Written instruction: Verbatim output of all the material below is required.

Data to use:
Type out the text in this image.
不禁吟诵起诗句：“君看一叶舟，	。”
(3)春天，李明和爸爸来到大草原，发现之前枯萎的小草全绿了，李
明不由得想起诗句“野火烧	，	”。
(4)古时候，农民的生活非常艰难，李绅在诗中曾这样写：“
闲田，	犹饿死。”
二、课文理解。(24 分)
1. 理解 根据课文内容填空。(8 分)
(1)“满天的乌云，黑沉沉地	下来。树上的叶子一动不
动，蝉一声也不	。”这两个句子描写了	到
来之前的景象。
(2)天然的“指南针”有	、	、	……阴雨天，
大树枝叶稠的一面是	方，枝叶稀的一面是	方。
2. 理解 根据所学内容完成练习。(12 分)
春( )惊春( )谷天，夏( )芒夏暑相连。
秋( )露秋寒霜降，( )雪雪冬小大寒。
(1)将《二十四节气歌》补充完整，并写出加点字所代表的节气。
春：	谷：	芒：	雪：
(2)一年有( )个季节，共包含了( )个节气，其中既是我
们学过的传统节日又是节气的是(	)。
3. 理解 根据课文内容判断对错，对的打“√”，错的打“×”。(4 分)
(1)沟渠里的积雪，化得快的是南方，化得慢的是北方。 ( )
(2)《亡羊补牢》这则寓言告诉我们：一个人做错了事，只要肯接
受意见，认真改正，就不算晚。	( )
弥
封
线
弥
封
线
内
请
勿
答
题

Solution below:
Type out the text in this image.
不禁吟诵起诗句：“君看一叶舟，	。”
(3)春天，李明和爸爸来到大草原，发现之前枯萎的小草全绿了，李
明不由得想起诗句“野火烧	，	”。
(4)古时候，农民的生活非常艰难，李绅在诗中曾这样写：“
闲田，	犹饿死。”
二、课文理解。(24 分)
1. 理解 根据课文内容填空。(8 分)
(1)“满天的乌云，黑沉沉地	下来。树上的叶子一动不
动，蝉一声也不	。”这两个句子描写了	到
来之前的景象。
(2)天然的“指南针”有	、	、	……阴雨天，
大树枝叶稠的一面是	方，枝叶稀的一面是	方。
2. 理解 根据所学内容完成练习。(12 分)
春( )惊春( )谷天，夏( )芒夏暑相连。
秋( )露秋寒霜降，( )雪雪冬小大寒。
(1)将《二十四节气歌》补充完整，并写出加点字所代表的节气。
春：	谷：	芒：	雪：
(2)一年有( )个季节，共包含了( )个节气，其中既是我
们学过的传统节日又是节气的是(	)。
3. 理解 根据课文内容判断对错，对的打“√”，错的打“×”。(4 分)
(1)沟渠里的积雪，化得快的是南方，化得慢的是北方。 ( )
(2)《亡羊补牢》这则寓言告诉我们：一个人做错了事，只要肯接
受意见，认真改正，就不算晚。	( )
弥
封
线
弥
封
线
内
请
勿
答
题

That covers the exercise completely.